EXERCISE OBJECTIVE —
Where a line in the records below contains the string "Epasto", tally it; give only the final number.

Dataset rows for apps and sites
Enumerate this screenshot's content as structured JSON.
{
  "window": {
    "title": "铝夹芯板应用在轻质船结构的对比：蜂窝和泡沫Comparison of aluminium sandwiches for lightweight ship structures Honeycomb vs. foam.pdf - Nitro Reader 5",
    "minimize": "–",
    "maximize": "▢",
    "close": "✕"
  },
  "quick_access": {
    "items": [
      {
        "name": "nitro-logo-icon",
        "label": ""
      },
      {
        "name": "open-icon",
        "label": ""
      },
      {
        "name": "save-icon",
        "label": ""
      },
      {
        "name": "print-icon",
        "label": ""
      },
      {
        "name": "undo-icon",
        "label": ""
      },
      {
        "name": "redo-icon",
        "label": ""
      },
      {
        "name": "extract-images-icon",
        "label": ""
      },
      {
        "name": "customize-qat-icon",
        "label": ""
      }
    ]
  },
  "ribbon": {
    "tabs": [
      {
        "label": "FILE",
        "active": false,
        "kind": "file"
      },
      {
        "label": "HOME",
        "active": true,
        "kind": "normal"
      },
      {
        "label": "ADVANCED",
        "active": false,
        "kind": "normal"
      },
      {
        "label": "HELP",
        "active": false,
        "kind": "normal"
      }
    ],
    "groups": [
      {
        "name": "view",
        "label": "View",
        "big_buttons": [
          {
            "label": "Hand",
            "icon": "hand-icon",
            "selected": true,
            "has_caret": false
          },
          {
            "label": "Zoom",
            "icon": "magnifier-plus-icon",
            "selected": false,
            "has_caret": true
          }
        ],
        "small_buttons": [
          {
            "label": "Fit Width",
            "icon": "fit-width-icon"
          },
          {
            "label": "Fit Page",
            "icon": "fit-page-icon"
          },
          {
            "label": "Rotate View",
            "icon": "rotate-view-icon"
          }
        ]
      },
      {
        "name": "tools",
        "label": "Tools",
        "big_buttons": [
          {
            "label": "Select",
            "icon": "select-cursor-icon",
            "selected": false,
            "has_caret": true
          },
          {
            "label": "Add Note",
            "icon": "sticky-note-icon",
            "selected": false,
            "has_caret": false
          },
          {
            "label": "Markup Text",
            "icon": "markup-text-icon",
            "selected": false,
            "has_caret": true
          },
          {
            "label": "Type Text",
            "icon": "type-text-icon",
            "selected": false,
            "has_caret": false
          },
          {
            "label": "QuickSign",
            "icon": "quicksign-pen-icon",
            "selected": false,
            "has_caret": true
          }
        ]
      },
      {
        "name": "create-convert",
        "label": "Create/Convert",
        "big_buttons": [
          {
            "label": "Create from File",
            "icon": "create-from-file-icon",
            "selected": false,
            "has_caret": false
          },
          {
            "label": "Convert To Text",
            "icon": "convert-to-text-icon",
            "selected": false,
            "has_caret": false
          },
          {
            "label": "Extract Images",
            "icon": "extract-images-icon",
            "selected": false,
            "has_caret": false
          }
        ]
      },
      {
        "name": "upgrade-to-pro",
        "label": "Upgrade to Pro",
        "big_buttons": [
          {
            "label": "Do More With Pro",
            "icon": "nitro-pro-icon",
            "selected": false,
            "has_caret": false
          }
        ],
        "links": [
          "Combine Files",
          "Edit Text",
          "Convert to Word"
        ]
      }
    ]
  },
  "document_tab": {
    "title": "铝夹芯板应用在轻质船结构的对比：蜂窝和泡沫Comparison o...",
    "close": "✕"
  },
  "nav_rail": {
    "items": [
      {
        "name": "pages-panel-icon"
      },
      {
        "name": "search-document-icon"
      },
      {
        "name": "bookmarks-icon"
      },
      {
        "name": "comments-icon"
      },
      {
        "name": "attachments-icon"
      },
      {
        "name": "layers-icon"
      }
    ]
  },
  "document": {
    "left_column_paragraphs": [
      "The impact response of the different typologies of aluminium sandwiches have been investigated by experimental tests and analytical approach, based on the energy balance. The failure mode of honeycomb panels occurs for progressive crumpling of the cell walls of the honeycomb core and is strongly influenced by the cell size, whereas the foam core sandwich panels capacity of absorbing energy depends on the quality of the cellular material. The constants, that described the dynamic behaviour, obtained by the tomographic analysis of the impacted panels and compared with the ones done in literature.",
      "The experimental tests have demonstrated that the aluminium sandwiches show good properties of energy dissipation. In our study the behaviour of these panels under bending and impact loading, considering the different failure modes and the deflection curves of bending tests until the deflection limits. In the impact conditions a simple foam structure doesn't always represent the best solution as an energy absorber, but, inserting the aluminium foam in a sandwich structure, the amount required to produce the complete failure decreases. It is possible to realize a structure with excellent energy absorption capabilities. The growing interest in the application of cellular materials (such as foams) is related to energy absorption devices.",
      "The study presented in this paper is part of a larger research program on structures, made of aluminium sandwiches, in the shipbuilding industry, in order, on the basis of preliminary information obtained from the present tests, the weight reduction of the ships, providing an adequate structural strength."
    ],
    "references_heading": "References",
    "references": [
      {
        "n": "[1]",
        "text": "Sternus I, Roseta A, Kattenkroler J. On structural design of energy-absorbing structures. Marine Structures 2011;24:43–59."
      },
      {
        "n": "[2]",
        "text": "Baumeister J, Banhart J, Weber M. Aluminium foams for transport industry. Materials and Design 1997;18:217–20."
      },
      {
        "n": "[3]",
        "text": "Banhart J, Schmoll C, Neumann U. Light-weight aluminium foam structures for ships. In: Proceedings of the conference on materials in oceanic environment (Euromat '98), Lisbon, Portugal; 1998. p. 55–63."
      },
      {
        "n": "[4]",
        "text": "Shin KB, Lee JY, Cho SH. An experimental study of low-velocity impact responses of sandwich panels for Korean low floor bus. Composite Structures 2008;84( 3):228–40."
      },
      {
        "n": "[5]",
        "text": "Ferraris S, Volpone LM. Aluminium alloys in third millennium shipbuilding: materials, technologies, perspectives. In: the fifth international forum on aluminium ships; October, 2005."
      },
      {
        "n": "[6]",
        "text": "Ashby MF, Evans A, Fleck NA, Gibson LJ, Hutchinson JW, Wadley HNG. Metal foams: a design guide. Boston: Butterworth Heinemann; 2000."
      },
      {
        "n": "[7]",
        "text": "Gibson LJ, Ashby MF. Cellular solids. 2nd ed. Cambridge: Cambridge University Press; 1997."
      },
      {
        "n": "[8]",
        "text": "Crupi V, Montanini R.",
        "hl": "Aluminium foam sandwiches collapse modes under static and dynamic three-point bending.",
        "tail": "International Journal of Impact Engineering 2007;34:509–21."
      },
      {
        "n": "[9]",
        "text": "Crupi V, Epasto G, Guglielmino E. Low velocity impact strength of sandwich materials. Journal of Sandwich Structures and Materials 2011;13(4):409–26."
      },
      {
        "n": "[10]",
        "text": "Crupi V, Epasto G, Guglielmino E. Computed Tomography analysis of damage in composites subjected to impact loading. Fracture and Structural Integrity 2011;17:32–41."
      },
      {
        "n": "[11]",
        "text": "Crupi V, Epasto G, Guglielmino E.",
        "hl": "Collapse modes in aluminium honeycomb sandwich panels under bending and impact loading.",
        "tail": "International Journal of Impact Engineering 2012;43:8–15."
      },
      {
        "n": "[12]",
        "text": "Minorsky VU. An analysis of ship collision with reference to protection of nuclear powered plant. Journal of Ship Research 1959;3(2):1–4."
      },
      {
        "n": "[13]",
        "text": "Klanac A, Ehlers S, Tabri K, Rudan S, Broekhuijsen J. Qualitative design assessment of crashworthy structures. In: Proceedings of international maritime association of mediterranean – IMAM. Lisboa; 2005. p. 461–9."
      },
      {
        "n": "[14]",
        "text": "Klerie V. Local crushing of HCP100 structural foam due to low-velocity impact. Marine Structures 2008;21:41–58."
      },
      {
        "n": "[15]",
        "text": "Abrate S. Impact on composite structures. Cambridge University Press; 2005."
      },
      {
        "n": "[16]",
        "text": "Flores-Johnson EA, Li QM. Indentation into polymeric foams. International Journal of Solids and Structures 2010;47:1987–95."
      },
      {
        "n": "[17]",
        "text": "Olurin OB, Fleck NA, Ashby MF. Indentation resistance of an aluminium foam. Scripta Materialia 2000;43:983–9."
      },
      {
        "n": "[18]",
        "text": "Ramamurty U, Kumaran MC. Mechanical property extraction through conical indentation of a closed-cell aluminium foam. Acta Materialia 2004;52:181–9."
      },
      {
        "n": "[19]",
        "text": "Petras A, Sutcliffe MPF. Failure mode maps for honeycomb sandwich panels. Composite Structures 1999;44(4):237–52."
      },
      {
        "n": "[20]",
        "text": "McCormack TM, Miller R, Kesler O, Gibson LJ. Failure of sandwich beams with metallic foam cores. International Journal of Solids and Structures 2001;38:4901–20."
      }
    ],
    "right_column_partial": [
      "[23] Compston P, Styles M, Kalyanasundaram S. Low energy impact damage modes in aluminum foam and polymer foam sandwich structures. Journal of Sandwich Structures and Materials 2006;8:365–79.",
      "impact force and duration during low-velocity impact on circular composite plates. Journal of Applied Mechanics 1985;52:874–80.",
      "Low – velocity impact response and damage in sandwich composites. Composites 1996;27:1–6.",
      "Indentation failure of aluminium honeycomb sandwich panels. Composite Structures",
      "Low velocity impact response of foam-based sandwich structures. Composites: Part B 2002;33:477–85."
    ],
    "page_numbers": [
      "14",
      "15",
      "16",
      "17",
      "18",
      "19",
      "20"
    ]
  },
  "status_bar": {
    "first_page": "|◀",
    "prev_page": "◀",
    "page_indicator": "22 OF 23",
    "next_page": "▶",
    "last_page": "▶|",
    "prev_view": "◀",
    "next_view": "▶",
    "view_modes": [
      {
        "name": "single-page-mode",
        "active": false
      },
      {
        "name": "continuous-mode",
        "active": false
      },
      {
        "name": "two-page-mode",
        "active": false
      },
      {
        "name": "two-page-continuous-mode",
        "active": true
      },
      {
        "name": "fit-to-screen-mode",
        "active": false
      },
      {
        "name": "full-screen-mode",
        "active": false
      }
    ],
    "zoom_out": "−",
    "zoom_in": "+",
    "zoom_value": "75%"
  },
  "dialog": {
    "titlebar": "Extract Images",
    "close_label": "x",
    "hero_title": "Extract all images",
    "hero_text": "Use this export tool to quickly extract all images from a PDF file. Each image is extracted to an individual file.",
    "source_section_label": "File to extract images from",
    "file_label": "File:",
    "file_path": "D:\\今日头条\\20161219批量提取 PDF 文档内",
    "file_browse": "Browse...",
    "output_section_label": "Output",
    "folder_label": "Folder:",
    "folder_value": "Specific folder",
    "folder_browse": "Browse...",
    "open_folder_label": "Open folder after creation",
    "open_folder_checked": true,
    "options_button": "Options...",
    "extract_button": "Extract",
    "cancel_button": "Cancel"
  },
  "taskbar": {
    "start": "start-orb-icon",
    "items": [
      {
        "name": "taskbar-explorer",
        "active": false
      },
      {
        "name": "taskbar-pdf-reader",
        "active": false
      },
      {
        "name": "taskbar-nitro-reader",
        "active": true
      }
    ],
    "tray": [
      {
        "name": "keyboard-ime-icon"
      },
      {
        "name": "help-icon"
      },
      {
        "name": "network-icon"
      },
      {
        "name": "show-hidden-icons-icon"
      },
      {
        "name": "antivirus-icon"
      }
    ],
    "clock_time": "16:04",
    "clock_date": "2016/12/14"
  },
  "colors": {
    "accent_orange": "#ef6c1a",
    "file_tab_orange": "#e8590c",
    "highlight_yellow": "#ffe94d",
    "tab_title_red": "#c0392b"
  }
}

ANSWER TO THIS TASK —
3